◆ Task prompt: Find each line containing the string "legend". Copy it.

◆ Input:

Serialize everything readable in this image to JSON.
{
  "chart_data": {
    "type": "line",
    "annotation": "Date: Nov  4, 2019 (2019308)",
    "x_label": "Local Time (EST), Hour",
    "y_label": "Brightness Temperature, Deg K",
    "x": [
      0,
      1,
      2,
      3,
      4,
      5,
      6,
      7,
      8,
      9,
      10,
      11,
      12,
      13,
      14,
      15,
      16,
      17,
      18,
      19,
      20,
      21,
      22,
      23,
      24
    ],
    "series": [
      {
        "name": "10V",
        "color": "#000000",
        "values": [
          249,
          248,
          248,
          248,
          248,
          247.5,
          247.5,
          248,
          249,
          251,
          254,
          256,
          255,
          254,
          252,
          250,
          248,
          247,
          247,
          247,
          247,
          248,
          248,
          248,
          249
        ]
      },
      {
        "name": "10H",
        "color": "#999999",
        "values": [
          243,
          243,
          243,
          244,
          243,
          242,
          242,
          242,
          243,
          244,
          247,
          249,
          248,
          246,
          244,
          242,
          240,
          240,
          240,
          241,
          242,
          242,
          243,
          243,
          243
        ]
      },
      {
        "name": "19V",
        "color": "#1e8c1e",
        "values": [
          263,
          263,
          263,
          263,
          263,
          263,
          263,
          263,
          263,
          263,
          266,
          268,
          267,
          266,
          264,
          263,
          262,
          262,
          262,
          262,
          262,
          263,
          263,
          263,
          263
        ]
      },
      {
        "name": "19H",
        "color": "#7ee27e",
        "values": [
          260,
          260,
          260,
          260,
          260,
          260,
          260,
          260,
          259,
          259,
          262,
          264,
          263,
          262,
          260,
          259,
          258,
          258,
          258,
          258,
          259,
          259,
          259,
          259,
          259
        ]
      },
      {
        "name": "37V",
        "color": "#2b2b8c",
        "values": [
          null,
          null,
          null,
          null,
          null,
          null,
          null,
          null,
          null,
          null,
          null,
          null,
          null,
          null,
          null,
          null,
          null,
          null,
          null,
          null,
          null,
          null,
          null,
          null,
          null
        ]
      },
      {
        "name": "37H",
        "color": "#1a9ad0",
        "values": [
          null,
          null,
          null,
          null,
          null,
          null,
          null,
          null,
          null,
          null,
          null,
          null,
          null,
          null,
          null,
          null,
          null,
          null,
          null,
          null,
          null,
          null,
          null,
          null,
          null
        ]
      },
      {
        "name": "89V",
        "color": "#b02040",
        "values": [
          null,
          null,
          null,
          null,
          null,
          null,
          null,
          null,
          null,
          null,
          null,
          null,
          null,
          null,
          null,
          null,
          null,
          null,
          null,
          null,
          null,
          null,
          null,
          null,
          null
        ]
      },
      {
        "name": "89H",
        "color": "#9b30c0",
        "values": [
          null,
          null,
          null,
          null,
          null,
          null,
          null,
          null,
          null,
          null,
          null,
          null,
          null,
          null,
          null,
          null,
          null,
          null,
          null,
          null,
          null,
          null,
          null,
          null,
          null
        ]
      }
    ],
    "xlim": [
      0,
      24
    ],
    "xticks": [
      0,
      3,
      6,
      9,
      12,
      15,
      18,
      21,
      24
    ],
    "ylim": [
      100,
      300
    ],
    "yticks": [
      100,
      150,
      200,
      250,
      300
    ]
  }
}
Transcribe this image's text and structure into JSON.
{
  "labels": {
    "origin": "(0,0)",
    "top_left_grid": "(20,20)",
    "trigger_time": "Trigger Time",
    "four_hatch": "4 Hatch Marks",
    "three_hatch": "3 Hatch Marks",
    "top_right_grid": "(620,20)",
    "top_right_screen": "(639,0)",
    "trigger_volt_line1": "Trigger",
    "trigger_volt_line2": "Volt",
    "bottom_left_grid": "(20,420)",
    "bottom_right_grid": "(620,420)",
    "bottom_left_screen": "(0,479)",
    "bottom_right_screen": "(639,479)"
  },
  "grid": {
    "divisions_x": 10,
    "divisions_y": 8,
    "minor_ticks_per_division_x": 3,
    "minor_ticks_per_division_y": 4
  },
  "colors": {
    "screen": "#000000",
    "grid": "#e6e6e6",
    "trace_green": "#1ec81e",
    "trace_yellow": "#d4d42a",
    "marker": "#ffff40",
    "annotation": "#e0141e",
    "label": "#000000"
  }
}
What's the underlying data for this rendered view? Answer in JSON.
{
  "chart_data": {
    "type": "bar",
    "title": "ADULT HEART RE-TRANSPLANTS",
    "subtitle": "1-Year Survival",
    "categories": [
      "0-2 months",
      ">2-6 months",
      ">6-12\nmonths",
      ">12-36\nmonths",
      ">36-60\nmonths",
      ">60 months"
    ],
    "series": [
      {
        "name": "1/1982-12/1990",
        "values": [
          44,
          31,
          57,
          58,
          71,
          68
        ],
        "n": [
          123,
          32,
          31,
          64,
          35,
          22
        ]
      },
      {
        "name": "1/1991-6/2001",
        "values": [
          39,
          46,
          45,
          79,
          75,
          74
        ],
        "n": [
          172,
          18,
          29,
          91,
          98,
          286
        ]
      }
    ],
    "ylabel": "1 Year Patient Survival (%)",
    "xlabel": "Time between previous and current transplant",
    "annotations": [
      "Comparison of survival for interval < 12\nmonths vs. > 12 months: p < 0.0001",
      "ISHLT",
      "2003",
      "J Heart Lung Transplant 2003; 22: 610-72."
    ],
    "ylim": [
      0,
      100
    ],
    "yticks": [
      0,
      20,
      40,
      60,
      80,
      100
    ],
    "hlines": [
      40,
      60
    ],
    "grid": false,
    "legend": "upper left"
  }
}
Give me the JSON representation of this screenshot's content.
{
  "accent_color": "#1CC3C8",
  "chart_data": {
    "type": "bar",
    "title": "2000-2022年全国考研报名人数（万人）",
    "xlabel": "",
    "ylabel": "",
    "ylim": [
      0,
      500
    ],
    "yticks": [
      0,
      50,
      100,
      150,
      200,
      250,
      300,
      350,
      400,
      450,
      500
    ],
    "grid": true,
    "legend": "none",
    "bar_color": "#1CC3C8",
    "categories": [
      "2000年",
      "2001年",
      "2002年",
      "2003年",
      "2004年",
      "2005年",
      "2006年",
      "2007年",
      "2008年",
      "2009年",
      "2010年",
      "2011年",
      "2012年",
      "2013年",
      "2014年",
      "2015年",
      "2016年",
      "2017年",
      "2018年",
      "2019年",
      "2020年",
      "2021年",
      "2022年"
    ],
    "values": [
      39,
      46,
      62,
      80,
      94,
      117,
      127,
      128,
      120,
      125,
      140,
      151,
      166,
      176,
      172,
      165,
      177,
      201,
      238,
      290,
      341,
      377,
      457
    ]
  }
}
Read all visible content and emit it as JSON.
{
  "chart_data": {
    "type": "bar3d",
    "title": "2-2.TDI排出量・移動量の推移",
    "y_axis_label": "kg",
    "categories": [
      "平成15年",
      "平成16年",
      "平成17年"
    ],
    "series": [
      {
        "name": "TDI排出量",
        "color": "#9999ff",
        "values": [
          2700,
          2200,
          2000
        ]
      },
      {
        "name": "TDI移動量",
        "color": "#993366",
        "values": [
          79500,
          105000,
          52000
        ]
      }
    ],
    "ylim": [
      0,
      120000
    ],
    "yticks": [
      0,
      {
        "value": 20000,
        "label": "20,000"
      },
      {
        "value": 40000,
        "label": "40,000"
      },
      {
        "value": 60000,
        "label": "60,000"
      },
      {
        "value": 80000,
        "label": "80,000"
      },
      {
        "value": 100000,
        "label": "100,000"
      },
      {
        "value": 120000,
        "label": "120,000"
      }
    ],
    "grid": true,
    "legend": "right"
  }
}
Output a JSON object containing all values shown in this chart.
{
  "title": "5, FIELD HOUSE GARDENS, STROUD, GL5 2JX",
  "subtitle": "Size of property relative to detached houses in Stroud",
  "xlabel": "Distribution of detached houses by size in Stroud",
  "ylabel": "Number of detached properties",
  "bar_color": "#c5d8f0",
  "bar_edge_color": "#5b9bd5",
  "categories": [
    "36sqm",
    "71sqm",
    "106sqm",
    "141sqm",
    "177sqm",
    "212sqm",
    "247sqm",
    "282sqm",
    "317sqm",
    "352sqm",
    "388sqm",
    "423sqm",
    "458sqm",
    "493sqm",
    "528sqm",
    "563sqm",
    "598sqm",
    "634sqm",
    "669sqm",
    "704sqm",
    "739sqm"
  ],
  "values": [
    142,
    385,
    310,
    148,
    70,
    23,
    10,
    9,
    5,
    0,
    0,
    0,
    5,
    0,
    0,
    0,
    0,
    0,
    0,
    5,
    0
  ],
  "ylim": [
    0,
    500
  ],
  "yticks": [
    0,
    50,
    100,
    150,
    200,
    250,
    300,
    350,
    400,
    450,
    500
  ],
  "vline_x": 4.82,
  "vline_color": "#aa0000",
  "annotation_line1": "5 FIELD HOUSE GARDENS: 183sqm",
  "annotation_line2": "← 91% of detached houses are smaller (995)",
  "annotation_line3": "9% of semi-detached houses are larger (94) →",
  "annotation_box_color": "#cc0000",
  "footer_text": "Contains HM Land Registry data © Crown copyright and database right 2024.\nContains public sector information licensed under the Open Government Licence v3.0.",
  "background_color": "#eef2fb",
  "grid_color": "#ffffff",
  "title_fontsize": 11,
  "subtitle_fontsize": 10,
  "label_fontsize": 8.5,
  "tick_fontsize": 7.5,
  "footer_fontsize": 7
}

◆ Written solution:
    "legend": "upper left"
    "legend": "none",
    "legend": "right"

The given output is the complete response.